- Direction -
Go through the data below and gather each line containing "color".

[Start of The input]

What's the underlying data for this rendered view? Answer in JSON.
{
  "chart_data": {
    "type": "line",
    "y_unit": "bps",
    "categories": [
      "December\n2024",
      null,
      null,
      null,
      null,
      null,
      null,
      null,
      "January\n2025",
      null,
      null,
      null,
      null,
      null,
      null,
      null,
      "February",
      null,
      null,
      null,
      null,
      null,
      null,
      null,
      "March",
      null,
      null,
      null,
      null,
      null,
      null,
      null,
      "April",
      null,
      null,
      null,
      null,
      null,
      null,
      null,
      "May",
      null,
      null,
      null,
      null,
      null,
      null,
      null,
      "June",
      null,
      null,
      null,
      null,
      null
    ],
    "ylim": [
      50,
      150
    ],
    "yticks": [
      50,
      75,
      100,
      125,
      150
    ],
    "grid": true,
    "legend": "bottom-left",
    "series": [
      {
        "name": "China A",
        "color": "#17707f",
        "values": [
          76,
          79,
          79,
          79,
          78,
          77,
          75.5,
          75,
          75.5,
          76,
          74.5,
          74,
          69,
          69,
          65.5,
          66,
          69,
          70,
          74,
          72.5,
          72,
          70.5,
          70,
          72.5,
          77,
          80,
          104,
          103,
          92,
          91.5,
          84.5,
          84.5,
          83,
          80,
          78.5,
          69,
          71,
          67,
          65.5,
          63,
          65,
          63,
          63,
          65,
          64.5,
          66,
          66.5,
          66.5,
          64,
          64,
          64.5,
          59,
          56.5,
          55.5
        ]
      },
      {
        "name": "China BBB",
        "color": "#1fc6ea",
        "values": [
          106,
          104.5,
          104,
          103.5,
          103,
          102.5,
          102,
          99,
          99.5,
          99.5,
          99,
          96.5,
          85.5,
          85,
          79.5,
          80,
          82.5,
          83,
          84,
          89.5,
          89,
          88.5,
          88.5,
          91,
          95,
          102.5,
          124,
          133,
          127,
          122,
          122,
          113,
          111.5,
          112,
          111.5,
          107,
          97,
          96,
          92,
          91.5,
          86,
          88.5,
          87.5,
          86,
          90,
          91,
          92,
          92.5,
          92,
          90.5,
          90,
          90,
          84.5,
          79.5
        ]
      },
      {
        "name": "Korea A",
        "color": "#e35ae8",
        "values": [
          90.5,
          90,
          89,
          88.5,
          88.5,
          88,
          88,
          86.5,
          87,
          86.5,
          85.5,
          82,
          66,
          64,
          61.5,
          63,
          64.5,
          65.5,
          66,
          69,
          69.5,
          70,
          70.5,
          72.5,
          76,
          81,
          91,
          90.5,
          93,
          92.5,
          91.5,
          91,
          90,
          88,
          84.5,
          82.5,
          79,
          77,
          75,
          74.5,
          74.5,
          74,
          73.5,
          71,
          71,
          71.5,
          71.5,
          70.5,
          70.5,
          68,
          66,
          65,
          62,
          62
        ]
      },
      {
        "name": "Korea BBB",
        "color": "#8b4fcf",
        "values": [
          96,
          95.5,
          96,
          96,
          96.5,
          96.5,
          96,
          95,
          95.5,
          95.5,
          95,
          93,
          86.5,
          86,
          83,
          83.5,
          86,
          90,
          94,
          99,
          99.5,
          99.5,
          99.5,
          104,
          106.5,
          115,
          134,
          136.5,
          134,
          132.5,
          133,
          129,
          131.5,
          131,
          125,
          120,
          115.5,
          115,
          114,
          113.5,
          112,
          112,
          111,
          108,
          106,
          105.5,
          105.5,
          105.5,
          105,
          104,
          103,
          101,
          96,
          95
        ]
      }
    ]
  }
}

[End of The input]

- Answer to the task -
        "color": "#17707f",
        "color": "#1fc6ea",
        "color": "#e35ae8",
        "color": "#8b4fcf",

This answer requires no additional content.